In the records that follow, locate every line with "sesuatu" and extract it.

++++++++++

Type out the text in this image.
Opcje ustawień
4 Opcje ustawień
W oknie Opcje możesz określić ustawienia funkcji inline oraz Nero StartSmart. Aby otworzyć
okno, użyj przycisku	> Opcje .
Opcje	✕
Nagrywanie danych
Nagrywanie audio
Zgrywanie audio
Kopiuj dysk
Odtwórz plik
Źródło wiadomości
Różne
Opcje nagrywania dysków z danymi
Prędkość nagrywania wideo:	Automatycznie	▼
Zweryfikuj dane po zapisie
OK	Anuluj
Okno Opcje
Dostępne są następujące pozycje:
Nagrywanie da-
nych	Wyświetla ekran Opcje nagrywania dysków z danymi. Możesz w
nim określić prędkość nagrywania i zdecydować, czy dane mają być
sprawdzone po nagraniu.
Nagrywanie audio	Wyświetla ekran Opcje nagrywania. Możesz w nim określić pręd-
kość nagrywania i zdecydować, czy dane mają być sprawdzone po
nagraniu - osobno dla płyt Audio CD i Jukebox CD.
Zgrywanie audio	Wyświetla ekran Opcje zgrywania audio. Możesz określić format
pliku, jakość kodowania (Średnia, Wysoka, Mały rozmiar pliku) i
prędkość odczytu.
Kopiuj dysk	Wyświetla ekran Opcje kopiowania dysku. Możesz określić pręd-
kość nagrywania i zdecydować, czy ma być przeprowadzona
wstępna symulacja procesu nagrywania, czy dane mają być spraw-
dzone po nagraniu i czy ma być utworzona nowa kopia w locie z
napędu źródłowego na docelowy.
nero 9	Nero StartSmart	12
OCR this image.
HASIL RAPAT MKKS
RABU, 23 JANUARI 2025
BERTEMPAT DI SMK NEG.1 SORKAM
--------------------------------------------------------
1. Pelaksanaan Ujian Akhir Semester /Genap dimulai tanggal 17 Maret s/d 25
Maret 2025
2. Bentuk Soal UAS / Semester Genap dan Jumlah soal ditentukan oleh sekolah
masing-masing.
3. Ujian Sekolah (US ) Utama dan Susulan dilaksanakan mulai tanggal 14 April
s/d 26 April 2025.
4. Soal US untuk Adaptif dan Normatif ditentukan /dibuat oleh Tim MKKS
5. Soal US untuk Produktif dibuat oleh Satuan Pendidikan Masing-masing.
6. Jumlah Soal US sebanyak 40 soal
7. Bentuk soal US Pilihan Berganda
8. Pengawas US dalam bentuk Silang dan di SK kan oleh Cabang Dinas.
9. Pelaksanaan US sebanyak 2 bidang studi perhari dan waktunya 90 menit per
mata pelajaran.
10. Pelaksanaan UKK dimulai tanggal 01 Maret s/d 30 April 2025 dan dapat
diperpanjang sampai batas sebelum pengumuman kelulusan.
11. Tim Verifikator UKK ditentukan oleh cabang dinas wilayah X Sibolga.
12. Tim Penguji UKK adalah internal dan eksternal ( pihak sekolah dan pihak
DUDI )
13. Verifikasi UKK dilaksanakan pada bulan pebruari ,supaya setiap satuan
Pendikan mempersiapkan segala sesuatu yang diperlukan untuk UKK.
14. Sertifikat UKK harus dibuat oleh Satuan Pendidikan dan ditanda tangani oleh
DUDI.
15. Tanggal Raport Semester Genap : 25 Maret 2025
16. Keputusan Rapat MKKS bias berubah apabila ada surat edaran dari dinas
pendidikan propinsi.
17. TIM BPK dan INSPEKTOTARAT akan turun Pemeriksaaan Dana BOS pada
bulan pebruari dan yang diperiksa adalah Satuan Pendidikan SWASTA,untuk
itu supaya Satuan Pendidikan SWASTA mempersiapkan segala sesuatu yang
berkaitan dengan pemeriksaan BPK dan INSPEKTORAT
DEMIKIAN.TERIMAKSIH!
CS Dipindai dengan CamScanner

++++++++++

| TASK RESULT |
Pendikan mempersiapkan segala sesuatu yang diperlukan untuk UKK.
itu supaya Satuan Pendidikan SWASTA mempersiapkan segala sesuatu yang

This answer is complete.